- WRITTEN TASK
Count the lines below that contain the word "JSON" and give only the number.

## Start INFORMATION PROVIDED

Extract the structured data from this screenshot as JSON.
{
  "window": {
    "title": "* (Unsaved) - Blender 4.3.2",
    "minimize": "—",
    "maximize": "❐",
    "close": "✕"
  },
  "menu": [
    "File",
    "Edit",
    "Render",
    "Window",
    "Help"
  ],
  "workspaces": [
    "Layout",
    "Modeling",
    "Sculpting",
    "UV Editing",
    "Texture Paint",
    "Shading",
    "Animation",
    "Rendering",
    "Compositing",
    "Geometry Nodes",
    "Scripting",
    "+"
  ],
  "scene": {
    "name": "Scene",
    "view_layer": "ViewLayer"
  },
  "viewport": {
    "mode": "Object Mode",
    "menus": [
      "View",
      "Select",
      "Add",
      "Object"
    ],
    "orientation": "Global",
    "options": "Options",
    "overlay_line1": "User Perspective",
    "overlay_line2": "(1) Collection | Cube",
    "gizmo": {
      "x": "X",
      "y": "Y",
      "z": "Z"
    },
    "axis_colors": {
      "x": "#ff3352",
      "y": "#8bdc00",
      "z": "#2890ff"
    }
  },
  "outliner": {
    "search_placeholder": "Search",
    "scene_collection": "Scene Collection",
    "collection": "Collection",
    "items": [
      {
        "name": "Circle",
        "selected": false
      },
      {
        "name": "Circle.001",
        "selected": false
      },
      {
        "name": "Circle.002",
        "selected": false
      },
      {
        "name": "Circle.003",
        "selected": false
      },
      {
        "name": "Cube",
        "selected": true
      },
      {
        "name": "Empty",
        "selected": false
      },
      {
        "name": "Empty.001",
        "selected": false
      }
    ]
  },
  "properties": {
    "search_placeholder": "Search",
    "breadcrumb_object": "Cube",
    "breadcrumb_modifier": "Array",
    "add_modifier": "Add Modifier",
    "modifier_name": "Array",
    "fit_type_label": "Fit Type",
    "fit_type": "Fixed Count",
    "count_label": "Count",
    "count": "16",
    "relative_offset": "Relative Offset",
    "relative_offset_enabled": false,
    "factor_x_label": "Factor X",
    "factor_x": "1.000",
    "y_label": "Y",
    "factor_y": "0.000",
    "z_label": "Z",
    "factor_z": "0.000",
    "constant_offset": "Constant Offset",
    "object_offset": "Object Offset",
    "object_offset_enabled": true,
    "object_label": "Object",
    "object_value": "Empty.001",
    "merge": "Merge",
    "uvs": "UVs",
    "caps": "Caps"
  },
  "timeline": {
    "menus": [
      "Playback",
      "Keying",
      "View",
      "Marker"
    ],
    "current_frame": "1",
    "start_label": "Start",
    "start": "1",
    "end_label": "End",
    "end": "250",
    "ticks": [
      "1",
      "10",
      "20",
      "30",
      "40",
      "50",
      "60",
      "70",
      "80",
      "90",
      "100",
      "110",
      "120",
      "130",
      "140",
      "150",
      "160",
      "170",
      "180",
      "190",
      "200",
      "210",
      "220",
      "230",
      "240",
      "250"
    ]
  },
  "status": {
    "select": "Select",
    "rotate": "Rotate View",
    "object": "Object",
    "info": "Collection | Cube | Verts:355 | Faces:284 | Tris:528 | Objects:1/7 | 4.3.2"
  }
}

## End INFORMATION PROVIDED
## Start INFORMATION PROVIDED

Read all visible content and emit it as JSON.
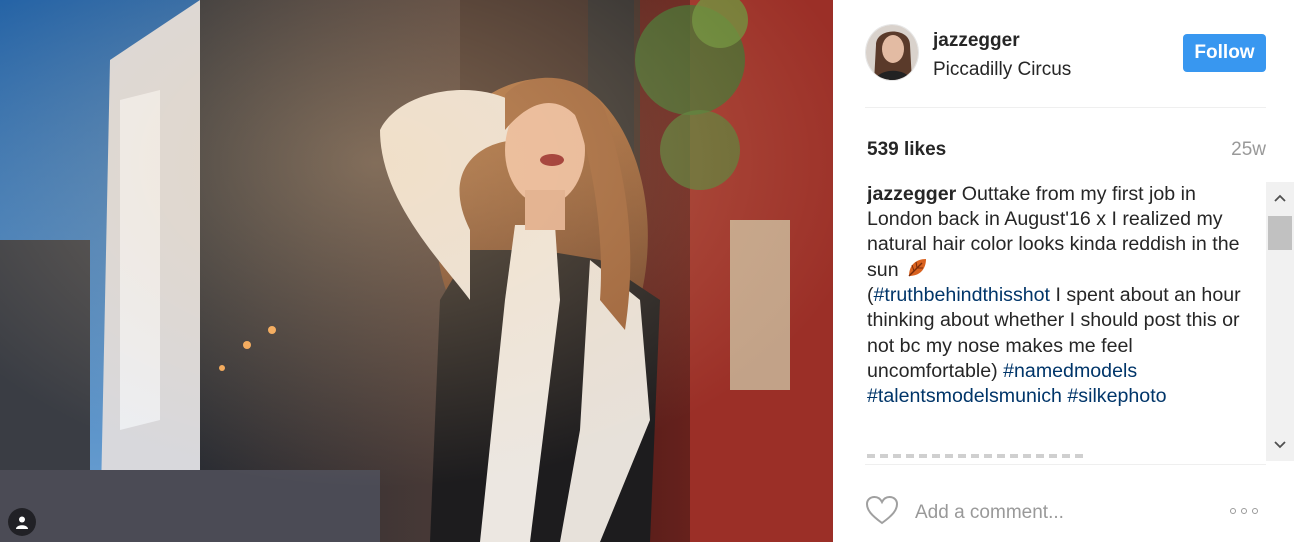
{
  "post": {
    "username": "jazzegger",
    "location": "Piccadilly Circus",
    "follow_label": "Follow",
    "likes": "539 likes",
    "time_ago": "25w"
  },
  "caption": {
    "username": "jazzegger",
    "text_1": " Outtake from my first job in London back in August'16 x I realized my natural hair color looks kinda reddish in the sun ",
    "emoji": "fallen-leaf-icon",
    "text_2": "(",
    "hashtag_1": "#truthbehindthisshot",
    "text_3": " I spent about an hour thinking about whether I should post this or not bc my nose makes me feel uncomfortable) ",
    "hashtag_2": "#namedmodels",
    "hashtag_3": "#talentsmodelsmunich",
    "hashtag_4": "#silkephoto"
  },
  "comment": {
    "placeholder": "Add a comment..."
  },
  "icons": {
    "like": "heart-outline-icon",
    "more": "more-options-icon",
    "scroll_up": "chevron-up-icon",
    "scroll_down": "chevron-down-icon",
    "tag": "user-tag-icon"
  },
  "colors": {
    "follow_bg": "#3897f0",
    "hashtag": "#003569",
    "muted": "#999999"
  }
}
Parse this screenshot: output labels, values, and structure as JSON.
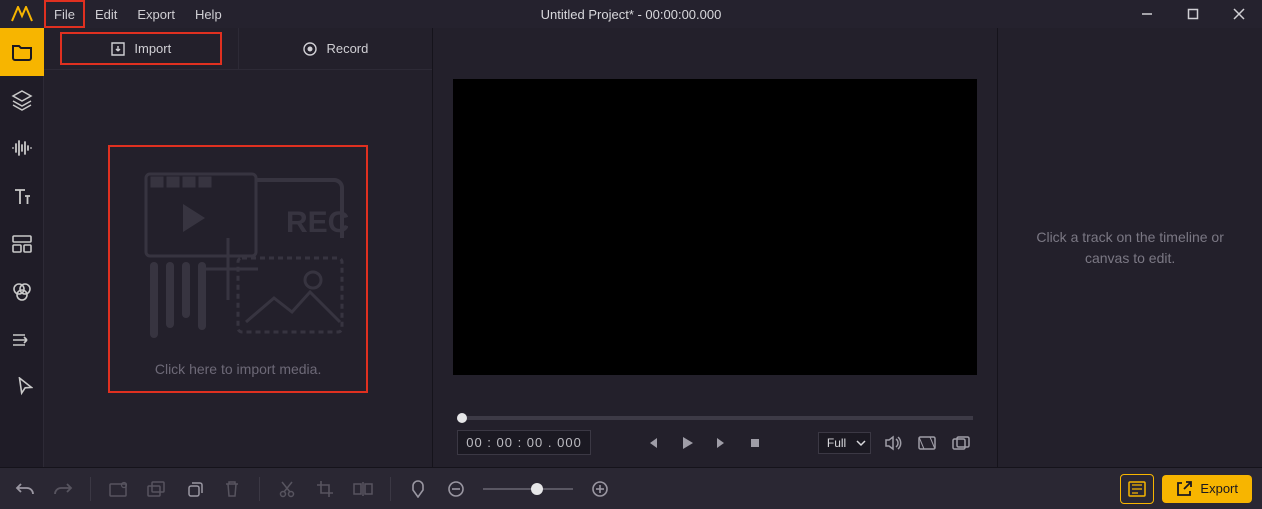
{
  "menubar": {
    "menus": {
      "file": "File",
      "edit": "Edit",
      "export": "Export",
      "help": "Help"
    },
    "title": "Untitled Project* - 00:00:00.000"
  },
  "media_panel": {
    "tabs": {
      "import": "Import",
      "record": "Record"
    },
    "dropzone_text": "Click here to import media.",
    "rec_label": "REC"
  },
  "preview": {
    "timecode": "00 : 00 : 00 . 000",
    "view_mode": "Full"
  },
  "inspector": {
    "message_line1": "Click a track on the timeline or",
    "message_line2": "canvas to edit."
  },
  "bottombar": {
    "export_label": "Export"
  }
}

## End INFORMATION PROVIDED

- RESPONSE TO THIS EXERCISE
3